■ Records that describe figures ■
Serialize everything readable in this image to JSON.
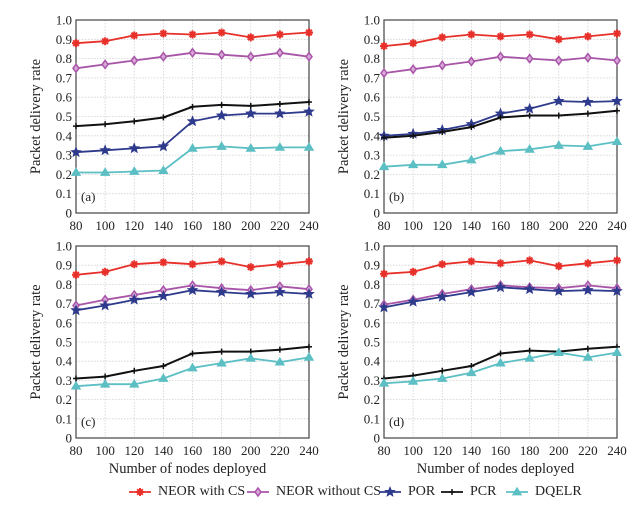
{
  "chart_data": [
    {
      "type": "line",
      "panel_label": "(a)",
      "xlabel": "",
      "ylabel": "Packet delivery rate",
      "x": [
        80,
        100,
        120,
        140,
        160,
        180,
        200,
        220,
        240
      ],
      "xlim": [
        80,
        240
      ],
      "ylim": [
        0,
        1.0
      ],
      "xticks": [
        "80",
        "100",
        "120",
        "140",
        "160",
        "180",
        "200",
        "220",
        "240"
      ],
      "yticks": [
        "0",
        "0.1",
        "0.2",
        "0.3",
        "0.4",
        "0.5",
        "0.6",
        "0.7",
        "0.8",
        "0.9",
        "1.0"
      ],
      "grid": true,
      "series": [
        {
          "name": "NEOR with CS",
          "values": [
            0.88,
            0.89,
            0.92,
            0.93,
            0.925,
            0.935,
            0.91,
            0.925,
            0.935
          ]
        },
        {
          "name": "NEOR without CS",
          "values": [
            0.75,
            0.77,
            0.79,
            0.81,
            0.83,
            0.82,
            0.81,
            0.83,
            0.81
          ]
        },
        {
          "name": "POR",
          "values": [
            0.315,
            0.325,
            0.335,
            0.345,
            0.475,
            0.505,
            0.515,
            0.515,
            0.525
          ]
        },
        {
          "name": "PCR",
          "values": [
            0.45,
            0.46,
            0.475,
            0.495,
            0.55,
            0.56,
            0.555,
            0.565,
            0.575
          ]
        },
        {
          "name": "DQELR",
          "values": [
            0.21,
            0.21,
            0.215,
            0.22,
            0.335,
            0.345,
            0.335,
            0.34,
            0.34
          ]
        }
      ]
    },
    {
      "type": "line",
      "panel_label": "(b)",
      "xlabel": "",
      "ylabel": "Packet delivery rate",
      "x": [
        80,
        100,
        120,
        140,
        160,
        180,
        200,
        220,
        240
      ],
      "xlim": [
        80,
        240
      ],
      "ylim": [
        0,
        1.0
      ],
      "xticks": [
        "80",
        "100",
        "120",
        "140",
        "160",
        "180",
        "200",
        "220",
        "240"
      ],
      "yticks": [
        "0",
        "0.1",
        "0.2",
        "0.3",
        "0.4",
        "0.5",
        "0.6",
        "0.7",
        "0.8",
        "0.9",
        "1.0"
      ],
      "grid": true,
      "series": [
        {
          "name": "NEOR with CS",
          "values": [
            0.865,
            0.88,
            0.91,
            0.925,
            0.915,
            0.925,
            0.9,
            0.915,
            0.93
          ]
        },
        {
          "name": "NEOR without CS",
          "values": [
            0.725,
            0.745,
            0.765,
            0.785,
            0.81,
            0.8,
            0.79,
            0.805,
            0.79
          ]
        },
        {
          "name": "POR",
          "values": [
            0.4,
            0.41,
            0.43,
            0.46,
            0.515,
            0.54,
            0.58,
            0.575,
            0.58
          ]
        },
        {
          "name": "PCR",
          "values": [
            0.39,
            0.4,
            0.42,
            0.445,
            0.495,
            0.505,
            0.505,
            0.515,
            0.53
          ]
        },
        {
          "name": "DQELR",
          "values": [
            0.24,
            0.25,
            0.25,
            0.275,
            0.32,
            0.33,
            0.35,
            0.345,
            0.37
          ]
        }
      ]
    },
    {
      "type": "line",
      "panel_label": "(c)",
      "xlabel": "Number of nodes deployed",
      "ylabel": "Packet delivery rate",
      "x": [
        80,
        100,
        120,
        140,
        160,
        180,
        200,
        220,
        240
      ],
      "xlim": [
        80,
        240
      ],
      "ylim": [
        0,
        1.0
      ],
      "xticks": [
        "80",
        "100",
        "120",
        "140",
        "160",
        "180",
        "200",
        "220",
        "240"
      ],
      "yticks": [
        "0",
        "0.1",
        "0.2",
        "0.3",
        "0.4",
        "0.5",
        "0.6",
        "0.7",
        "0.8",
        "0.9",
        "1.0"
      ],
      "grid": true,
      "series": [
        {
          "name": "NEOR with CS",
          "values": [
            0.85,
            0.865,
            0.905,
            0.915,
            0.905,
            0.92,
            0.89,
            0.905,
            0.92
          ]
        },
        {
          "name": "NEOR without CS",
          "values": [
            0.69,
            0.72,
            0.745,
            0.77,
            0.795,
            0.78,
            0.77,
            0.79,
            0.775
          ]
        },
        {
          "name": "POR",
          "values": [
            0.665,
            0.69,
            0.72,
            0.74,
            0.77,
            0.76,
            0.75,
            0.76,
            0.75
          ]
        },
        {
          "name": "PCR",
          "values": [
            0.31,
            0.32,
            0.35,
            0.375,
            0.44,
            0.45,
            0.45,
            0.46,
            0.475
          ]
        },
        {
          "name": "DQELR",
          "values": [
            0.27,
            0.28,
            0.28,
            0.31,
            0.365,
            0.39,
            0.415,
            0.395,
            0.42
          ]
        }
      ]
    },
    {
      "type": "line",
      "panel_label": "(d)",
      "xlabel": "Number of nodes deployed",
      "ylabel": "Packet delivery rate",
      "x": [
        80,
        100,
        120,
        140,
        160,
        180,
        200,
        220,
        240
      ],
      "xlim": [
        80,
        240
      ],
      "ylim": [
        0,
        1.0
      ],
      "xticks": [
        "80",
        "100",
        "120",
        "140",
        "160",
        "180",
        "200",
        "220",
        "240"
      ],
      "yticks": [
        "0",
        "0.1",
        "0.2",
        "0.3",
        "0.4",
        "0.5",
        "0.6",
        "0.7",
        "0.8",
        "0.9",
        "1.0"
      ],
      "grid": true,
      "series": [
        {
          "name": "NEOR with CS",
          "values": [
            0.855,
            0.865,
            0.905,
            0.92,
            0.91,
            0.925,
            0.895,
            0.91,
            0.925
          ]
        },
        {
          "name": "NEOR without CS",
          "values": [
            0.695,
            0.72,
            0.75,
            0.775,
            0.795,
            0.785,
            0.78,
            0.795,
            0.78
          ]
        },
        {
          "name": "POR",
          "values": [
            0.68,
            0.71,
            0.735,
            0.76,
            0.785,
            0.775,
            0.765,
            0.77,
            0.765
          ]
        },
        {
          "name": "PCR",
          "values": [
            0.31,
            0.325,
            0.35,
            0.375,
            0.44,
            0.455,
            0.45,
            0.465,
            0.475
          ]
        },
        {
          "name": "DQELR",
          "values": [
            0.285,
            0.295,
            0.31,
            0.34,
            0.39,
            0.415,
            0.445,
            0.42,
            0.445
          ]
        }
      ]
    }
  ],
  "legend": {
    "placement": "bottom-center",
    "items": [
      {
        "name": "NEOR with CS",
        "color": "#e8302a",
        "marker": "asterisk"
      },
      {
        "name": "NEOR without CS",
        "color": "#a855a8",
        "marker": "diamond"
      },
      {
        "name": "POR",
        "color": "#2e3a8c",
        "marker": "star"
      },
      {
        "name": "PCR",
        "color": "#111111",
        "marker": "plus"
      },
      {
        "name": "DQELR",
        "color": "#5bbfc4",
        "marker": "triangle"
      }
    ]
  }
}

■ Exercise task ■
Restate the full listing verbatim and drop every picture.

■ Task result ■
Serialize everything readable in this image to JSON.
{
  "chart_data": [
    {
      "type": "line",
      "panel_label": "(a)",
      "xlabel": "",
      "ylabel": "Packet delivery rate",
      "x": [
        80,
        100,
        120,
        140,
        160,
        180,
        200,
        220,
        240
      ],
      "xlim": [
        80,
        240
      ],
      "ylim": [
        0,
        1.0
      ],
      "xticks": [
        "80",
        "100",
        "120",
        "140",
        "160",
        "180",
        "200",
        "220",
        "240"
      ],
      "yticks": [
        "0",
        "0.1",
        "0.2",
        "0.3",
        "0.4",
        "0.5",
        "0.6",
        "0.7",
        "0.8",
        "0.9",
        "1.0"
      ],
      "grid": true,
      "series": [
        {
          "name": "NEOR with CS",
          "values": [
            0.88,
            0.89,
            0.92,
            0.93,
            0.925,
            0.935,
            0.91,
            0.925,
            0.935
          ]
        },
        {
          "name": "NEOR without CS",
          "values": [
            0.75,
            0.77,
            0.79,
            0.81,
            0.83,
            0.82,
            0.81,
            0.83,
            0.81
          ]
        },
        {
          "name": "POR",
          "values": [
            0.315,
            0.325,
            0.335,
            0.345,
            0.475,
            0.505,
            0.515,
            0.515,
            0.525
          ]
        },
        {
          "name": "PCR",
          "values": [
            0.45,
            0.46,
            0.475,
            0.495,
            0.55,
            0.56,
            0.555,
            0.565,
            0.575
          ]
        },
        {
          "name": "DQELR",
          "values": [
            0.21,
            0.21,
            0.215,
            0.22,
            0.335,
            0.345,
            0.335,
            0.34,
            0.34
          ]
        }
      ]
    },
    {
      "type": "line",
      "panel_label": "(b)",
      "xlabel": "",
      "ylabel": "Packet delivery rate",
      "x": [
        80,
        100,
        120,
        140,
        160,
        180,
        200,
        220,
        240
      ],
      "xlim": [
        80,
        240
      ],
      "ylim": [
        0,
        1.0
      ],
      "xticks": [
        "80",
        "100",
        "120",
        "140",
        "160",
        "180",
        "200",
        "220",
        "240"
      ],
      "yticks": [
        "0",
        "0.1",
        "0.2",
        "0.3",
        "0.4",
        "0.5",
        "0.6",
        "0.7",
        "0.8",
        "0.9",
        "1.0"
      ],
      "grid": true,
      "series": [
        {
          "name": "NEOR with CS",
          "values": [
            0.865,
            0.88,
            0.91,
            0.925,
            0.915,
            0.925,
            0.9,
            0.915,
            0.93
          ]
        },
        {
          "name": "NEOR without CS",
          "values": [
            0.725,
            0.745,
            0.765,
            0.785,
            0.81,
            0.8,
            0.79,
            0.805,
            0.79
          ]
        },
        {
          "name": "POR",
          "values": [
            0.4,
            0.41,
            0.43,
            0.46,
            0.515,
            0.54,
            0.58,
            0.575,
            0.58
          ]
        },
        {
          "name": "PCR",
          "values": [
            0.39,
            0.4,
            0.42,
            0.445,
            0.495,
            0.505,
            0.505,
            0.515,
            0.53
          ]
        },
        {
          "name": "DQELR",
          "values": [
            0.24,
            0.25,
            0.25,
            0.275,
            0.32,
            0.33,
            0.35,
            0.345,
            0.37
          ]
        }
      ]
    },
    {
      "type": "line",
      "panel_label": "(c)",
      "xlabel": "Number of nodes deployed",
      "ylabel": "Packet delivery rate",
      "x": [
        80,
        100,
        120,
        140,
        160,
        180,
        200,
        220,
        240
      ],
      "xlim": [
        80,
        240
      ],
      "ylim": [
        0,
        1.0
      ],
      "xticks": [
        "80",
        "100",
        "120",
        "140",
        "160",
        "180",
        "200",
        "220",
        "240"
      ],
      "yticks": [
        "0",
        "0.1",
        "0.2",
        "0.3",
        "0.4",
        "0.5",
        "0.6",
        "0.7",
        "0.8",
        "0.9",
        "1.0"
      ],
      "grid": true,
      "series": [
        {
          "name": "NEOR with CS",
          "values": [
            0.85,
            0.865,
            0.905,
            0.915,
            0.905,
            0.92,
            0.89,
            0.905,
            0.92
          ]
        },
        {
          "name": "NEOR without CS",
          "values": [
            0.69,
            0.72,
            0.745,
            0.77,
            0.795,
            0.78,
            0.77,
            0.79,
            0.775
          ]
        },
        {
          "name": "POR",
          "values": [
            0.665,
            0.69,
            0.72,
            0.74,
            0.77,
            0.76,
            0.75,
            0.76,
            0.75
          ]
        },
        {
          "name": "PCR",
          "values": [
            0.31,
            0.32,
            0.35,
            0.375,
            0.44,
            0.45,
            0.45,
            0.46,
            0.475
          ]
        },
        {
          "name": "DQELR",
          "values": [
            0.27,
            0.28,
            0.28,
            0.31,
            0.365,
            0.39,
            0.415,
            0.395,
            0.42
          ]
        }
      ]
    },
    {
      "type": "line",
      "panel_label": "(d)",
      "xlabel": "Number of nodes deployed",
      "ylabel": "Packet delivery rate",
      "x": [
        80,
        100,
        120,
        140,
        160,
        180,
        200,
        220,
        240
      ],
      "xlim": [
        80,
        240
      ],
      "ylim": [
        0,
        1.0
      ],
      "xticks": [
        "80",
        "100",
        "120",
        "140",
        "160",
        "180",
        "200",
        "220",
        "240"
      ],
      "yticks": [
        "0",
        "0.1",
        "0.2",
        "0.3",
        "0.4",
        "0.5",
        "0.6",
        "0.7",
        "0.8",
        "0.9",
        "1.0"
      ],
      "grid": true,
      "series": [
        {
          "name": "NEOR with CS",
          "values": [
            0.855,
            0.865,
            0.905,
            0.92,
            0.91,
            0.925,
            0.895,
            0.91,
            0.925
          ]
        },
        {
          "name": "NEOR without CS",
          "values": [
            0.695,
            0.72,
            0.75,
            0.775,
            0.795,
            0.785,
            0.78,
            0.795,
            0.78
          ]
        },
        {
          "name": "POR",
          "values": [
            0.68,
            0.71,
            0.735,
            0.76,
            0.785,
            0.775,
            0.765,
            0.77,
            0.765
          ]
        },
        {
          "name": "PCR",
          "values": [
            0.31,
            0.325,
            0.35,
            0.375,
            0.44,
            0.455,
            0.45,
            0.465,
            0.475
          ]
        },
        {
          "name": "DQELR",
          "values": [
            0.285,
            0.295,
            0.31,
            0.34,
            0.39,
            0.415,
            0.445,
            0.42,
            0.445
          ]
        }
      ]
    }
  ],
  "legend": {
    "placement": "bottom-center",
    "items": [
      {
        "name": "NEOR with CS",
        "color": "#e8302a",
        "marker": "asterisk"
      },
      {
        "name": "NEOR without CS",
        "color": "#a855a8",
        "marker": "diamond"
      },
      {
        "name": "POR",
        "color": "#2e3a8c",
        "marker": "star"
      },
      {
        "name": "PCR",
        "color": "#111111",
        "marker": "plus"
      },
      {
        "name": "DQELR",
        "color": "#5bbfc4",
        "marker": "triangle"
      }
    ]
  }
}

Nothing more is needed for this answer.